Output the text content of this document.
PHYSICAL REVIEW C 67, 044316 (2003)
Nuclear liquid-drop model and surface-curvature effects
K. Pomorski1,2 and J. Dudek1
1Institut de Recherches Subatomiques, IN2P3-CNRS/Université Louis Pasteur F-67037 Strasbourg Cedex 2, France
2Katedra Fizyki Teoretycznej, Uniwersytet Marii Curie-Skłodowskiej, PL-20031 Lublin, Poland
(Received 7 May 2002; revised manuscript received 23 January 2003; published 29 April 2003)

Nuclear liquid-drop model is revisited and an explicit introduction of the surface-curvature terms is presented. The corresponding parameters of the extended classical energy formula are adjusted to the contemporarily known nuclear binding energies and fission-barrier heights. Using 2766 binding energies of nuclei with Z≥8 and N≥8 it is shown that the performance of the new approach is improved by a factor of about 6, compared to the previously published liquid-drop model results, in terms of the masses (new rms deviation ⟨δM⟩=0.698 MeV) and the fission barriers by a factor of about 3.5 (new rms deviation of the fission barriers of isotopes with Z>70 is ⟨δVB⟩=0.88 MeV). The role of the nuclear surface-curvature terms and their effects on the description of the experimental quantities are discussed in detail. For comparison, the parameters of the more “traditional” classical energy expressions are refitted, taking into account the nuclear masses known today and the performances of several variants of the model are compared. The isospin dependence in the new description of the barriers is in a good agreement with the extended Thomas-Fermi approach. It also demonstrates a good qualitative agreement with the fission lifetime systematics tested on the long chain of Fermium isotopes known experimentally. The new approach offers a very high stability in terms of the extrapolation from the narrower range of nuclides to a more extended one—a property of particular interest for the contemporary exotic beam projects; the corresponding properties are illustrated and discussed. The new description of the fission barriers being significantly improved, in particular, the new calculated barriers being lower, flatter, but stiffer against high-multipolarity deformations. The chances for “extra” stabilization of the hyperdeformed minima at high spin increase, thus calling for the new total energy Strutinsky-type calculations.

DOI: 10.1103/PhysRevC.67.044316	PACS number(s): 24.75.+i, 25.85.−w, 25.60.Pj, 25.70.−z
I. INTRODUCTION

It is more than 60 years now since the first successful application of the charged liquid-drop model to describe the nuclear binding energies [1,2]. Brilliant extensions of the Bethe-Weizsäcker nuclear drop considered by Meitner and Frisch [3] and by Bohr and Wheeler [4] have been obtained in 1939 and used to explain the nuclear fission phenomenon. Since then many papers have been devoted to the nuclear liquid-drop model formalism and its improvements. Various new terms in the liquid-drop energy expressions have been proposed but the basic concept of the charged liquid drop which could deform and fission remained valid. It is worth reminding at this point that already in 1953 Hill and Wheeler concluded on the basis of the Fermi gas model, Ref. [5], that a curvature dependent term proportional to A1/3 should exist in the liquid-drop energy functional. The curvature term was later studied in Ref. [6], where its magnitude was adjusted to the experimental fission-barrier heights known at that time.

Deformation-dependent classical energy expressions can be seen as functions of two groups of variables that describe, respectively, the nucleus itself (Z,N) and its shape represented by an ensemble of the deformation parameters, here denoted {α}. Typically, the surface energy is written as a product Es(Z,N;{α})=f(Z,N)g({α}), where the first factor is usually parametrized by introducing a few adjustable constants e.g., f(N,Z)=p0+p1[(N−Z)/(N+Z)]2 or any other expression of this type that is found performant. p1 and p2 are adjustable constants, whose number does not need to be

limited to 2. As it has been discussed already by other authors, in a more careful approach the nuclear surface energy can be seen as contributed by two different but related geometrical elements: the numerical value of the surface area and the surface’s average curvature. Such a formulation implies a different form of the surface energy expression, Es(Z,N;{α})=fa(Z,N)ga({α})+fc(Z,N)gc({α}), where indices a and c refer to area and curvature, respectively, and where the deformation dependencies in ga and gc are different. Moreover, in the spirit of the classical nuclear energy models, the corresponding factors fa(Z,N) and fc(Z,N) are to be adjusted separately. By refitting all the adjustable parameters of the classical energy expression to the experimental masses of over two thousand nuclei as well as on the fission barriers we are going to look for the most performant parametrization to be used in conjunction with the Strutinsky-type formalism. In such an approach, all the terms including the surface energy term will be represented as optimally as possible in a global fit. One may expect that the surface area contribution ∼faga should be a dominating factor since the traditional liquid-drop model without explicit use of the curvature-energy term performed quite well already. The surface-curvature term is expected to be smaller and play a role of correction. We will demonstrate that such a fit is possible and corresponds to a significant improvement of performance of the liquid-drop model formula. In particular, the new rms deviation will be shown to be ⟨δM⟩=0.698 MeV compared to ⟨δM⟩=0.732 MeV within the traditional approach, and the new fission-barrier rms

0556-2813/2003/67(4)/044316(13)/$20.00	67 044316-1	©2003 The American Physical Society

• _Given task_:
Recopy the whole listing exactly.

• _Reply_:
Output the text content of this document.
PHYSICAL REVIEW C 67, 044316 (2003)
Nuclear liquid-drop model and surface-curvature effects
K. Pomorski1,2 and J. Dudek1
1Institut de Recherches Subatomiques, IN2P3-CNRS/Université Louis Pasteur F-67037 Strasbourg Cedex 2, France
2Katedra Fizyki Teoretycznej, Uniwersytet Marii Curie-Skłodowskiej, PL-20031 Lublin, Poland
(Received 7 May 2002; revised manuscript received 23 January 2003; published 29 April 2003)

Nuclear liquid-drop model is revisited and an explicit introduction of the surface-curvature terms is presented. The corresponding parameters of the extended classical energy formula are adjusted to the contemporarily known nuclear binding energies and fission-barrier heights. Using 2766 binding energies of nuclei with Z≥8 and N≥8 it is shown that the performance of the new approach is improved by a factor of about 6, compared to the previously published liquid-drop model results, in terms of the masses (new rms deviation ⟨δM⟩=0.698 MeV) and the fission barriers by a factor of about 3.5 (new rms deviation of the fission barriers of isotopes with Z>70 is ⟨δVB⟩=0.88 MeV). The role of the nuclear surface-curvature terms and their effects on the description of the experimental quantities are discussed in detail. For comparison, the parameters of the more “traditional” classical energy expressions are refitted, taking into account the nuclear masses known today and the performances of several variants of the model are compared. The isospin dependence in the new description of the barriers is in a good agreement with the extended Thomas-Fermi approach. It also demonstrates a good qualitative agreement with the fission lifetime systematics tested on the long chain of Fermium isotopes known experimentally. The new approach offers a very high stability in terms of the extrapolation from the narrower range of nuclides to a more extended one—a property of particular interest for the contemporary exotic beam projects; the corresponding properties are illustrated and discussed. The new description of the fission barriers being significantly improved, in particular, the new calculated barriers being lower, flatter, but stiffer against high-multipolarity deformations. The chances for “extra” stabilization of the hyperdeformed minima at high spin increase, thus calling for the new total energy Strutinsky-type calculations.

DOI: 10.1103/PhysRevC.67.044316	PACS number(s): 24.75.+i, 25.85.−w, 25.60.Pj, 25.70.−z
I. INTRODUCTION

It is more than 60 years now since the first successful application of the charged liquid-drop model to describe the nuclear binding energies [1,2]. Brilliant extensions of the Bethe-Weizsäcker nuclear drop considered by Meitner and Frisch [3] and by Bohr and Wheeler [4] have been obtained in 1939 and used to explain the nuclear fission phenomenon. Since then many papers have been devoted to the nuclear liquid-drop model formalism and its improvements. Various new terms in the liquid-drop energy expressions have been proposed but the basic concept of the charged liquid drop which could deform and fission remained valid. It is worth reminding at this point that already in 1953 Hill and Wheeler concluded on the basis of the Fermi gas model, Ref. [5], that a curvature dependent term proportional to A1/3 should exist in the liquid-drop energy functional. The curvature term was later studied in Ref. [6], where its magnitude was adjusted to the experimental fission-barrier heights known at that time.

Deformation-dependent classical energy expressions can be seen as functions of two groups of variables that describe, respectively, the nucleus itself (Z,N) and its shape represented by an ensemble of the deformation parameters, here denoted {α}. Typically, the surface energy is written as a product Es(Z,N;{α})=f(Z,N)g({α}), where the first factor is usually parametrized by introducing a few adjustable constants e.g., f(N,Z)=p0+p1[(N−Z)/(N+Z)]2 or any other expression of this type that is found performant. p1 and p2 are adjustable constants, whose number does not need to be

limited to 2. As it has been discussed already by other authors, in a more careful approach the nuclear surface energy can be seen as contributed by two different but related geometrical elements: the numerical value of the surface area and the surface’s average curvature. Such a formulation implies a different form of the surface energy expression, Es(Z,N;{α})=fa(Z,N)ga({α})+fc(Z,N)gc({α}), where indices a and c refer to area and curvature, respectively, and where the deformation dependencies in ga and gc are different. Moreover, in the spirit of the classical nuclear energy models, the corresponding factors fa(Z,N) and fc(Z,N) are to be adjusted separately. By refitting all the adjustable parameters of the classical energy expression to the experimental masses of over two thousand nuclei as well as on the fission barriers we are going to look for the most performant parametrization to be used in conjunction with the Strutinsky-type formalism. In such an approach, all the terms including the surface energy term will be represented as optimally as possible in a global fit. One may expect that the surface area contribution ∼faga should be a dominating factor since the traditional liquid-drop model without explicit use of the curvature-energy term performed quite well already. The surface-curvature term is expected to be smaller and play a role of correction. We will demonstrate that such a fit is possible and corresponds to a significant improvement of performance of the liquid-drop model formula. In particular, the new rms deviation will be shown to be ⟨δM⟩=0.698 MeV compared to ⟨δM⟩=0.732 MeV within the traditional approach, and the new fission-barrier rms

0556-2813/2003/67(4)/044316(13)/$20.00	67 044316-1	©2003 The American Physical Society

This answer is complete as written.